* **Directions**:
Find every line in the records below that holds the word "screenshot", and copy it out.
:: Raw data
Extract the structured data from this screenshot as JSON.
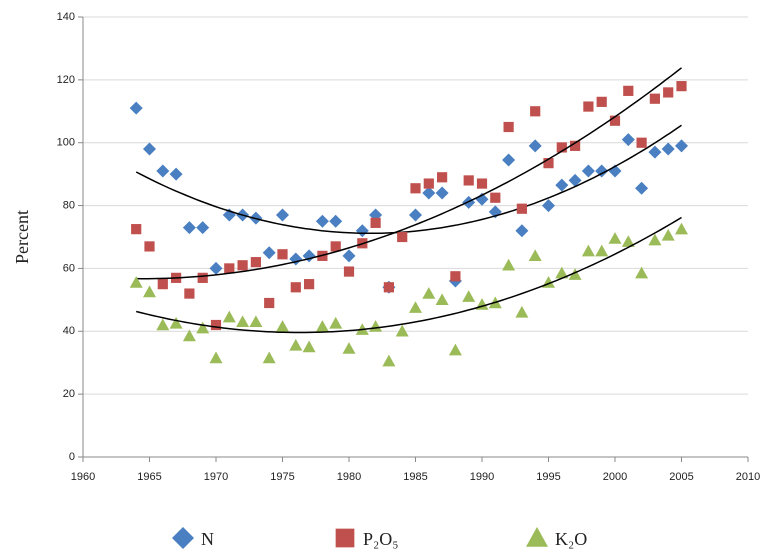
{
  "chart_data": {
    "type": "scatter",
    "y_label": "Percent",
    "x": [
      1964,
      1965,
      1966,
      1967,
      1968,
      1969,
      1970,
      1971,
      1972,
      1973,
      1974,
      1975,
      1976,
      1977,
      1978,
      1979,
      1980,
      1981,
      1982,
      1983,
      1984,
      1985,
      1986,
      1987,
      1988,
      1989,
      1990,
      1991,
      1992,
      1993,
      1994,
      1995,
      1996,
      1997,
      1998,
      1999,
      2000,
      2001,
      2002,
      2003,
      2004,
      2005
    ],
    "series": [
      {
        "name": "N",
        "color": "#4a7fc1",
        "marker": "diamond",
        "values": [
          111,
          98,
          91,
          90,
          73,
          73,
          60,
          77,
          77,
          76,
          65,
          77,
          63,
          64,
          75,
          75,
          64,
          72,
          77,
          54,
          null,
          77,
          84,
          84,
          56,
          81,
          82,
          78,
          94.5,
          72,
          99,
          80,
          86.5,
          88,
          91,
          91,
          91,
          101,
          85.5,
          97,
          98,
          99
        ]
      },
      {
        "name": "P₂O₅",
        "color": "#c0504d",
        "marker": "square",
        "values": [
          72.5,
          67,
          55,
          57,
          52,
          57,
          42,
          60,
          61,
          62,
          49,
          64.5,
          54,
          55,
          64,
          67,
          59,
          68,
          74.5,
          54,
          70,
          85.5,
          87,
          89,
          57.5,
          88,
          87,
          82.5,
          105,
          79,
          110,
          93.5,
          98.5,
          99,
          111.5,
          113,
          107,
          116.5,
          100,
          114,
          116,
          118
        ]
      },
      {
        "name": "K₂O",
        "color": "#9bbb59",
        "marker": "triangle",
        "values": [
          55.5,
          52.5,
          42,
          42.5,
          38.5,
          41,
          31.5,
          44.5,
          43,
          43,
          31.5,
          41.5,
          35.5,
          35,
          41.5,
          42.5,
          34.5,
          40.5,
          41.5,
          30.5,
          40,
          47.5,
          52,
          50,
          34,
          51,
          48.5,
          49,
          61,
          46,
          64,
          55.5,
          58.5,
          58,
          65.5,
          65.5,
          69.5,
          68.5,
          58.5,
          69,
          70.5,
          72.5
        ]
      }
    ],
    "xlim": [
      1960,
      2010
    ],
    "xticks": [
      1960,
      1965,
      1970,
      1975,
      1980,
      1985,
      1990,
      1995,
      2000,
      2005,
      2010
    ],
    "ylim": [
      0,
      140
    ],
    "yticks": [
      0,
      20,
      40,
      60,
      80,
      100,
      120,
      140
    ],
    "grid": true,
    "legend": "bottom",
    "trendline": {
      "type": "polynomial",
      "order": 2,
      "color": "#000000"
    }
  }
}
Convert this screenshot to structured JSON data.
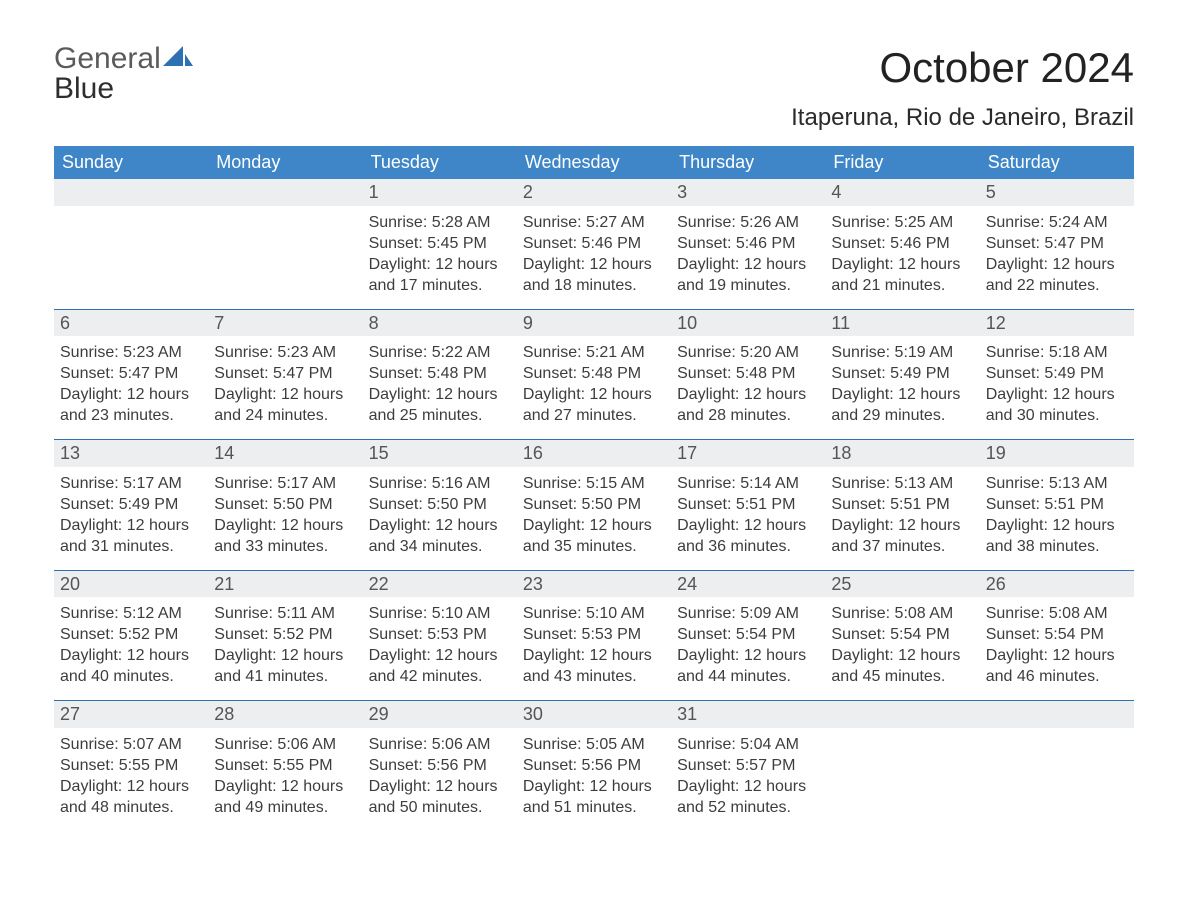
{
  "brand": {
    "part1": "General",
    "part2": "Blue"
  },
  "title": "October 2024",
  "location": "Itaperuna, Rio de Janeiro, Brazil",
  "weekdays": [
    "Sunday",
    "Monday",
    "Tuesday",
    "Wednesday",
    "Thursday",
    "Friday",
    "Saturday"
  ],
  "colors": {
    "header_blue": "#3e86c7",
    "accent_blue": "#2d71b3",
    "date_row_bg": "#eceeef",
    "logo_gray": "#5b5b5b",
    "logo_blue": "#2d71b3",
    "background": "#ffffff"
  },
  "weeks": [
    [
      {
        "empty": true
      },
      {
        "empty": true
      },
      {
        "date": "1",
        "sunrise": "Sunrise: 5:28 AM",
        "sunset": "Sunset: 5:45 PM",
        "daylight": "Daylight: 12 hours and 17 minutes."
      },
      {
        "date": "2",
        "sunrise": "Sunrise: 5:27 AM",
        "sunset": "Sunset: 5:46 PM",
        "daylight": "Daylight: 12 hours and 18 minutes."
      },
      {
        "date": "3",
        "sunrise": "Sunrise: 5:26 AM",
        "sunset": "Sunset: 5:46 PM",
        "daylight": "Daylight: 12 hours and 19 minutes."
      },
      {
        "date": "4",
        "sunrise": "Sunrise: 5:25 AM",
        "sunset": "Sunset: 5:46 PM",
        "daylight": "Daylight: 12 hours and 21 minutes."
      },
      {
        "date": "5",
        "sunrise": "Sunrise: 5:24 AM",
        "sunset": "Sunset: 5:47 PM",
        "daylight": "Daylight: 12 hours and 22 minutes."
      }
    ],
    [
      {
        "date": "6",
        "sunrise": "Sunrise: 5:23 AM",
        "sunset": "Sunset: 5:47 PM",
        "daylight": "Daylight: 12 hours and 23 minutes."
      },
      {
        "date": "7",
        "sunrise": "Sunrise: 5:23 AM",
        "sunset": "Sunset: 5:47 PM",
        "daylight": "Daylight: 12 hours and 24 minutes."
      },
      {
        "date": "8",
        "sunrise": "Sunrise: 5:22 AM",
        "sunset": "Sunset: 5:48 PM",
        "daylight": "Daylight: 12 hours and 25 minutes."
      },
      {
        "date": "9",
        "sunrise": "Sunrise: 5:21 AM",
        "sunset": "Sunset: 5:48 PM",
        "daylight": "Daylight: 12 hours and 27 minutes."
      },
      {
        "date": "10",
        "sunrise": "Sunrise: 5:20 AM",
        "sunset": "Sunset: 5:48 PM",
        "daylight": "Daylight: 12 hours and 28 minutes."
      },
      {
        "date": "11",
        "sunrise": "Sunrise: 5:19 AM",
        "sunset": "Sunset: 5:49 PM",
        "daylight": "Daylight: 12 hours and 29 minutes."
      },
      {
        "date": "12",
        "sunrise": "Sunrise: 5:18 AM",
        "sunset": "Sunset: 5:49 PM",
        "daylight": "Daylight: 12 hours and 30 minutes."
      }
    ],
    [
      {
        "date": "13",
        "sunrise": "Sunrise: 5:17 AM",
        "sunset": "Sunset: 5:49 PM",
        "daylight": "Daylight: 12 hours and 31 minutes."
      },
      {
        "date": "14",
        "sunrise": "Sunrise: 5:17 AM",
        "sunset": "Sunset: 5:50 PM",
        "daylight": "Daylight: 12 hours and 33 minutes."
      },
      {
        "date": "15",
        "sunrise": "Sunrise: 5:16 AM",
        "sunset": "Sunset: 5:50 PM",
        "daylight": "Daylight: 12 hours and 34 minutes."
      },
      {
        "date": "16",
        "sunrise": "Sunrise: 5:15 AM",
        "sunset": "Sunset: 5:50 PM",
        "daylight": "Daylight: 12 hours and 35 minutes."
      },
      {
        "date": "17",
        "sunrise": "Sunrise: 5:14 AM",
        "sunset": "Sunset: 5:51 PM",
        "daylight": "Daylight: 12 hours and 36 minutes."
      },
      {
        "date": "18",
        "sunrise": "Sunrise: 5:13 AM",
        "sunset": "Sunset: 5:51 PM",
        "daylight": "Daylight: 12 hours and 37 minutes."
      },
      {
        "date": "19",
        "sunrise": "Sunrise: 5:13 AM",
        "sunset": "Sunset: 5:51 PM",
        "daylight": "Daylight: 12 hours and 38 minutes."
      }
    ],
    [
      {
        "date": "20",
        "sunrise": "Sunrise: 5:12 AM",
        "sunset": "Sunset: 5:52 PM",
        "daylight": "Daylight: 12 hours and 40 minutes."
      },
      {
        "date": "21",
        "sunrise": "Sunrise: 5:11 AM",
        "sunset": "Sunset: 5:52 PM",
        "daylight": "Daylight: 12 hours and 41 minutes."
      },
      {
        "date": "22",
        "sunrise": "Sunrise: 5:10 AM",
        "sunset": "Sunset: 5:53 PM",
        "daylight": "Daylight: 12 hours and 42 minutes."
      },
      {
        "date": "23",
        "sunrise": "Sunrise: 5:10 AM",
        "sunset": "Sunset: 5:53 PM",
        "daylight": "Daylight: 12 hours and 43 minutes."
      },
      {
        "date": "24",
        "sunrise": "Sunrise: 5:09 AM",
        "sunset": "Sunset: 5:54 PM",
        "daylight": "Daylight: 12 hours and 44 minutes."
      },
      {
        "date": "25",
        "sunrise": "Sunrise: 5:08 AM",
        "sunset": "Sunset: 5:54 PM",
        "daylight": "Daylight: 12 hours and 45 minutes."
      },
      {
        "date": "26",
        "sunrise": "Sunrise: 5:08 AM",
        "sunset": "Sunset: 5:54 PM",
        "daylight": "Daylight: 12 hours and 46 minutes."
      }
    ],
    [
      {
        "date": "27",
        "sunrise": "Sunrise: 5:07 AM",
        "sunset": "Sunset: 5:55 PM",
        "daylight": "Daylight: 12 hours and 48 minutes."
      },
      {
        "date": "28",
        "sunrise": "Sunrise: 5:06 AM",
        "sunset": "Sunset: 5:55 PM",
        "daylight": "Daylight: 12 hours and 49 minutes."
      },
      {
        "date": "29",
        "sunrise": "Sunrise: 5:06 AM",
        "sunset": "Sunset: 5:56 PM",
        "daylight": "Daylight: 12 hours and 50 minutes."
      },
      {
        "date": "30",
        "sunrise": "Sunrise: 5:05 AM",
        "sunset": "Sunset: 5:56 PM",
        "daylight": "Daylight: 12 hours and 51 minutes."
      },
      {
        "date": "31",
        "sunrise": "Sunrise: 5:04 AM",
        "sunset": "Sunset: 5:57 PM",
        "daylight": "Daylight: 12 hours and 52 minutes."
      },
      {
        "empty": true
      },
      {
        "empty": true
      }
    ]
  ]
}
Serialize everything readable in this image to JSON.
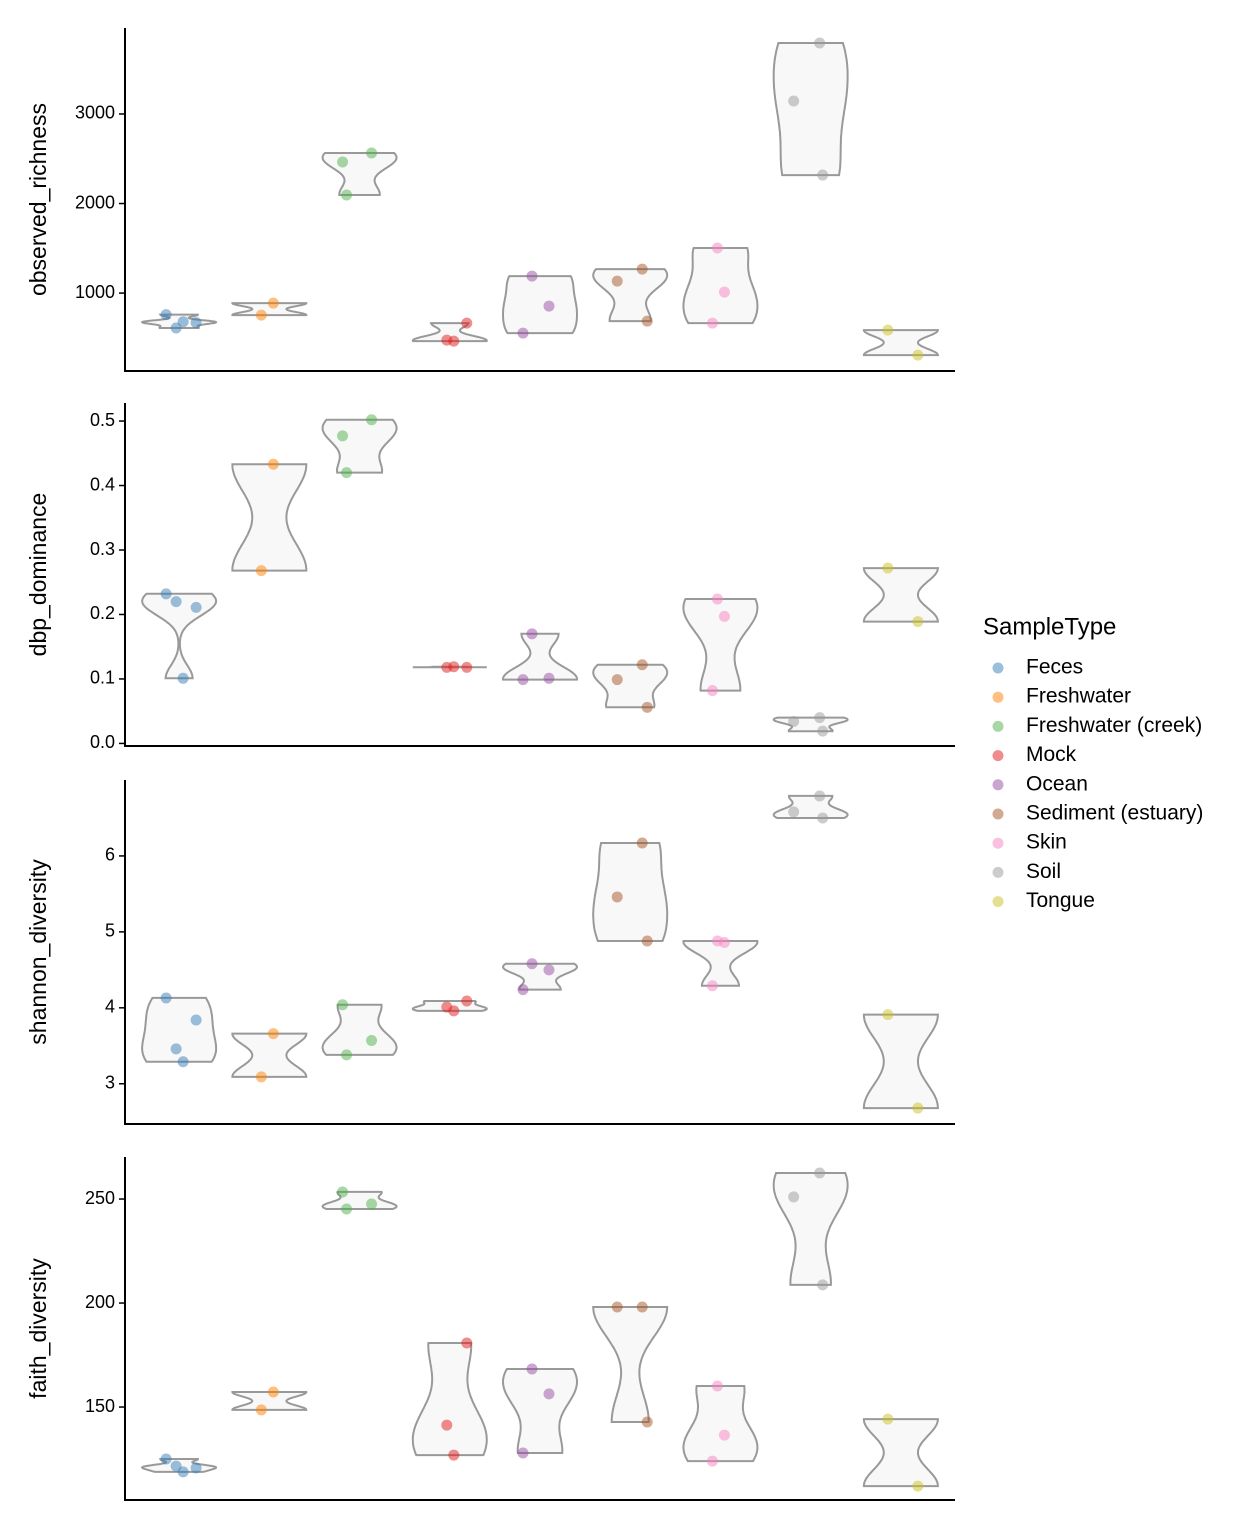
::::
* **Written answer**:
Extract the structured data from this screenshot as JSON.
Convert this screenshot to structured JSON data.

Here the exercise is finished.